### [INSTRUCTIONS TO FOLLOW]
Omit all pictures. Copy the rest of the material exactly.

-- Start of PROVIDED DATA --

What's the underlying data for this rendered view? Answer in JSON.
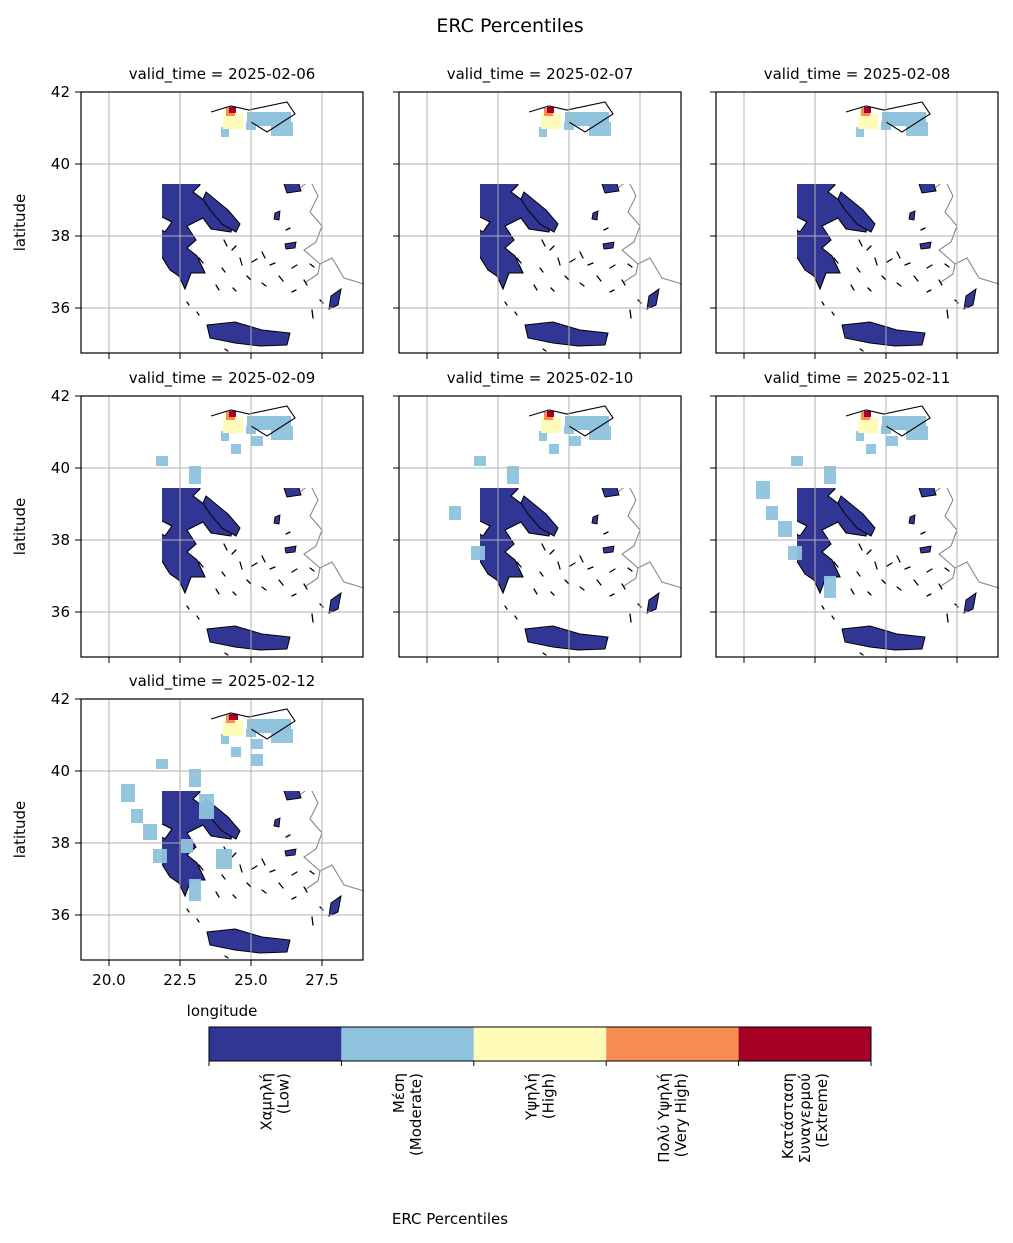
{
  "figure": {
    "title": "ERC Percentiles",
    "xlabel": "longitude",
    "ylabel": "latitude"
  },
  "chart_data": {
    "type": "heatmap",
    "x_ticks": [
      "20.0",
      "22.5",
      "25.0",
      "27.5"
    ],
    "y_ticks": [
      "42",
      "40",
      "38",
      "36"
    ],
    "grid": true,
    "panels": [
      {
        "title": "valid_time = 2025-02-06",
        "moderate_level": 1,
        "moderate_west_level": 0,
        "extreme_level": 1
      },
      {
        "title": "valid_time = 2025-02-07",
        "moderate_level": 1,
        "moderate_west_level": 0,
        "extreme_level": 1
      },
      {
        "title": "valid_time = 2025-02-08",
        "moderate_level": 1,
        "moderate_west_level": 0,
        "extreme_level": 1
      },
      {
        "title": "valid_time = 2025-02-09",
        "moderate_level": 2,
        "moderate_west_level": 1,
        "extreme_level": 1
      },
      {
        "title": "valid_time = 2025-02-10",
        "moderate_level": 2,
        "moderate_west_level": 2,
        "extreme_level": 1
      },
      {
        "title": "valid_time = 2025-02-11",
        "moderate_level": 2,
        "moderate_west_level": 3,
        "extreme_level": 1
      },
      {
        "title": "valid_time = 2025-02-12",
        "moderate_level": 3,
        "moderate_west_level": 3,
        "extreme_level": 2
      }
    ],
    "colorbar": {
      "label": "ERC Percentiles",
      "categories": [
        {
          "lines": [
            "Χαμηλή",
            "(Low)"
          ],
          "color": "#313695"
        },
        {
          "lines": [
            "Μέση",
            "(Moderate)"
          ],
          "color": "#8fc3dd"
        },
        {
          "lines": [
            "Υψηλή",
            "(High)"
          ],
          "color": "#fffbb9"
        },
        {
          "lines": [
            "Πολύ Υψηλή",
            "(Very High)"
          ],
          "color": "#f88d52"
        },
        {
          "lines": [
            "Κατάσταση",
            "Συναγερμού",
            "(Extreme)"
          ],
          "color": "#a50026"
        }
      ]
    }
  }
}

-- End of PROVIDED DATA --

### [WRITTEN SOLUTION]
What's the underlying data for this rendered view? Answer in JSON.
{
  "figure": {
    "title": "ERC Percentiles",
    "xlabel": "longitude",
    "ylabel": "latitude"
  },
  "chart_data": {
    "type": "heatmap",
    "x_ticks": [
      "20.0",
      "22.5",
      "25.0",
      "27.5"
    ],
    "y_ticks": [
      "42",
      "40",
      "38",
      "36"
    ],
    "grid": true,
    "panels": [
      {
        "title": "valid_time = 2025-02-06",
        "moderate_level": 1,
        "moderate_west_level": 0,
        "extreme_level": 1
      },
      {
        "title": "valid_time = 2025-02-07",
        "moderate_level": 1,
        "moderate_west_level": 0,
        "extreme_level": 1
      },
      {
        "title": "valid_time = 2025-02-08",
        "moderate_level": 1,
        "moderate_west_level": 0,
        "extreme_level": 1
      },
      {
        "title": "valid_time = 2025-02-09",
        "moderate_level": 2,
        "moderate_west_level": 1,
        "extreme_level": 1
      },
      {
        "title": "valid_time = 2025-02-10",
        "moderate_level": 2,
        "moderate_west_level": 2,
        "extreme_level": 1
      },
      {
        "title": "valid_time = 2025-02-11",
        "moderate_level": 2,
        "moderate_west_level": 3,
        "extreme_level": 1
      },
      {
        "title": "valid_time = 2025-02-12",
        "moderate_level": 3,
        "moderate_west_level": 3,
        "extreme_level": 2
      }
    ],
    "colorbar": {
      "label": "ERC Percentiles",
      "categories": [
        {
          "lines": [
            "Χαμηλή",
            "(Low)"
          ],
          "color": "#313695"
        },
        {
          "lines": [
            "Μέση",
            "(Moderate)"
          ],
          "color": "#8fc3dd"
        },
        {
          "lines": [
            "Υψηλή",
            "(High)"
          ],
          "color": "#fffbb9"
        },
        {
          "lines": [
            "Πολύ Υψηλή",
            "(Very High)"
          ],
          "color": "#f88d52"
        },
        {
          "lines": [
            "Κατάσταση",
            "Συναγερμού",
            "(Extreme)"
          ],
          "color": "#a50026"
        }
      ]
    }
  }
}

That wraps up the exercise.